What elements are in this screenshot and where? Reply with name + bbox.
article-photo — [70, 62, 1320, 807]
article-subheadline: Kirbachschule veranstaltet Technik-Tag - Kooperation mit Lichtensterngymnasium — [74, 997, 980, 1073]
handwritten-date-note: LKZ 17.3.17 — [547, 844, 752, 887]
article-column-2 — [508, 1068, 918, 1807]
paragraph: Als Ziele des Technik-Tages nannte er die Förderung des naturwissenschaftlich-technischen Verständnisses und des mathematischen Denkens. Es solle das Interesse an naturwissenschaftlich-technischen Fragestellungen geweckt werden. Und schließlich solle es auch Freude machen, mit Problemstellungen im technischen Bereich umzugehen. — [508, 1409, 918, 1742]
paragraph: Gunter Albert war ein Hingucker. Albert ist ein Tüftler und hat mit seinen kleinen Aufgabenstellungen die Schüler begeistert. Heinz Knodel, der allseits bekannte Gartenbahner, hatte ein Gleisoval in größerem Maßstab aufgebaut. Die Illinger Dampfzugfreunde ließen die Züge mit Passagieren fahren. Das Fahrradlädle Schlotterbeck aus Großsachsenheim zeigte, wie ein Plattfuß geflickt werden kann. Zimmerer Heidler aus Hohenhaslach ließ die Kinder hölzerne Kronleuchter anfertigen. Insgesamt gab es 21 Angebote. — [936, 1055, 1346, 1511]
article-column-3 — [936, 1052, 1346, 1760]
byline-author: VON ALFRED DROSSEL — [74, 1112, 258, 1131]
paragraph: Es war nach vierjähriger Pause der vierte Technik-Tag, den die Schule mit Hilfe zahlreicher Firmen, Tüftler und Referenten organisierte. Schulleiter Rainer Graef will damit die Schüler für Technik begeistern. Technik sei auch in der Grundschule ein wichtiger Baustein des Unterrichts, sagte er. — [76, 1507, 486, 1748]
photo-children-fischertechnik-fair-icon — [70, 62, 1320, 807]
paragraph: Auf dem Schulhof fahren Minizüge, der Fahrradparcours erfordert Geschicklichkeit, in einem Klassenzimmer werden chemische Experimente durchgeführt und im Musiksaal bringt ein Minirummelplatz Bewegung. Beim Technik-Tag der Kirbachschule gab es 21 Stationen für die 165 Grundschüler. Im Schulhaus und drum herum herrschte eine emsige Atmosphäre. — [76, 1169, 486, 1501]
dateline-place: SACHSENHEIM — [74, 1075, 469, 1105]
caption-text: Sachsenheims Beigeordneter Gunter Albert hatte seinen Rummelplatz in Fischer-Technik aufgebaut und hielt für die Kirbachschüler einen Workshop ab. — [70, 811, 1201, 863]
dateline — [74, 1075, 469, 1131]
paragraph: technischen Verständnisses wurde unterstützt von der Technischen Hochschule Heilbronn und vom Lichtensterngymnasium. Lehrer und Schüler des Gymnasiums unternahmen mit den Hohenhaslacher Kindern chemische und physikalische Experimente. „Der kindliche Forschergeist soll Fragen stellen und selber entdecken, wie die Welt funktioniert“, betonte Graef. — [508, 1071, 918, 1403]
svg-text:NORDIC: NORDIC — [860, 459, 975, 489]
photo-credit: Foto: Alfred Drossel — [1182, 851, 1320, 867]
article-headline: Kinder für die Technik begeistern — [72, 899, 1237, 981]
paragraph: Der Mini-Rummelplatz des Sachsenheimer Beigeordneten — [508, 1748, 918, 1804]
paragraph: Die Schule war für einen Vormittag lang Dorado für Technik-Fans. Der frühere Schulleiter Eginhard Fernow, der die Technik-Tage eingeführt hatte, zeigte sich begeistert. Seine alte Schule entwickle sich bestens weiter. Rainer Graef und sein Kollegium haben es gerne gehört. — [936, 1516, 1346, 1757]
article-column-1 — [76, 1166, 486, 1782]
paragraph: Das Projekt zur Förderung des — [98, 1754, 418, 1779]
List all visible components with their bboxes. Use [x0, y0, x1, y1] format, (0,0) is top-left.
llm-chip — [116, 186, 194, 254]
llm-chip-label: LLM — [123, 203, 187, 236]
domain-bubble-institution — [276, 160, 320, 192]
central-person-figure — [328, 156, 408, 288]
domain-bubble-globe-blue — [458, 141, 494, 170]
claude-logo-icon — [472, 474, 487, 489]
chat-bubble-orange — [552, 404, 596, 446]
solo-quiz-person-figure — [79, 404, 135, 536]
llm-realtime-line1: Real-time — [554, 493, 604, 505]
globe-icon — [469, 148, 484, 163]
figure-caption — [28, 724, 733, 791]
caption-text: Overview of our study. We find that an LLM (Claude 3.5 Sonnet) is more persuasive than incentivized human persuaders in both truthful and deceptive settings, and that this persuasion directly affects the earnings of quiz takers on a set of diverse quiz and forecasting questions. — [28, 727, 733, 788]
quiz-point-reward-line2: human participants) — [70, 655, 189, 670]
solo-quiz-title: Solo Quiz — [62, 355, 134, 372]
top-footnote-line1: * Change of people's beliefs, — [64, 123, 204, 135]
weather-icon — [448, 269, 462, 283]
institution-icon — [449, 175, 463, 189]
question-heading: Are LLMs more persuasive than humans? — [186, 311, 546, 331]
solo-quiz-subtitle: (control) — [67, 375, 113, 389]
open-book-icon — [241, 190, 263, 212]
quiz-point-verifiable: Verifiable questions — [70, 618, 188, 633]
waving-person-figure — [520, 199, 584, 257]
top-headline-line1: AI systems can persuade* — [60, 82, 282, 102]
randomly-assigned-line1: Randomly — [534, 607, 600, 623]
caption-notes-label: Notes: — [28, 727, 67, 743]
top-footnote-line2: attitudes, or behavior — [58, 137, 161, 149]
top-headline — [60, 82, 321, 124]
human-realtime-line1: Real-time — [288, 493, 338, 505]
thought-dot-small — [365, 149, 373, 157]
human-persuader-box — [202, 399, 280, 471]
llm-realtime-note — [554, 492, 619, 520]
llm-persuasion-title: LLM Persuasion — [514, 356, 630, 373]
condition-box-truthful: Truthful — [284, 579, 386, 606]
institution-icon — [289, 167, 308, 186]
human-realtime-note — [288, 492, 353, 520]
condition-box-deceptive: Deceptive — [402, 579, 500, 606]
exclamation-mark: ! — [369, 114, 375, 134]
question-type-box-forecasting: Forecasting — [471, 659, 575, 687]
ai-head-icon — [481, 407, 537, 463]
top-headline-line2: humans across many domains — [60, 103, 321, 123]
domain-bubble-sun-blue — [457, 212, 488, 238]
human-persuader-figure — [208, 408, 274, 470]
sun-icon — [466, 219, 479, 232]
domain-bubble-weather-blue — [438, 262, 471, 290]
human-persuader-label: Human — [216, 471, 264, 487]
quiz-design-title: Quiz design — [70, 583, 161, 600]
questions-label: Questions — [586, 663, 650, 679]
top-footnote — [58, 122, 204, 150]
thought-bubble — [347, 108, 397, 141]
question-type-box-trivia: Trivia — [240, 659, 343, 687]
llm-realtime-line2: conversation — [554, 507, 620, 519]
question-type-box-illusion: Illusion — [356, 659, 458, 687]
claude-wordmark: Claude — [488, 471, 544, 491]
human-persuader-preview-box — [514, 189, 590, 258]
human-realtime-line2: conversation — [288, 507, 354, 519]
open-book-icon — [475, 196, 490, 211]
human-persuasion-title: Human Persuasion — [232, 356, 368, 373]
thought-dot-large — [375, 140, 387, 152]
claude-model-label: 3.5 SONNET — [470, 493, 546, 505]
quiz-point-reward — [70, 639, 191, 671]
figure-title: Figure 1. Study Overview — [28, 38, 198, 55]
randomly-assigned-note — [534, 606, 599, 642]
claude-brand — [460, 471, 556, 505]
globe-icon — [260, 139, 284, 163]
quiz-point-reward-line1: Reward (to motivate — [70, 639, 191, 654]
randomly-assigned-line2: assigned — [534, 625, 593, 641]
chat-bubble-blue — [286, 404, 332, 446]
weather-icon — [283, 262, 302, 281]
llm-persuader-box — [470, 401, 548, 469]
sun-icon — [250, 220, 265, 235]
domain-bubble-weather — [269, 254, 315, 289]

◇ ◇ ◇ ◇ ◇

■ **DESCRIPTION OF THE TASK**
Copy the rows from the start of the rows through the one containing "handwritten-date-note: LKZ 17.3.17", replacing "article-photo" with "article-image" and leaving everything else unchanged.

■ **COMPLETE RESPONSE**
What elements are in this screenshot and where? Reply with name + bbox.
article-image — [70, 62, 1320, 807]
article-subheadline: Kirbachschule veranstaltet Technik-Tag - Kooperation mit Lichtensterngymnasium — [74, 997, 980, 1073]
handwritten-date-note: LKZ 17.3.17 — [547, 844, 752, 887]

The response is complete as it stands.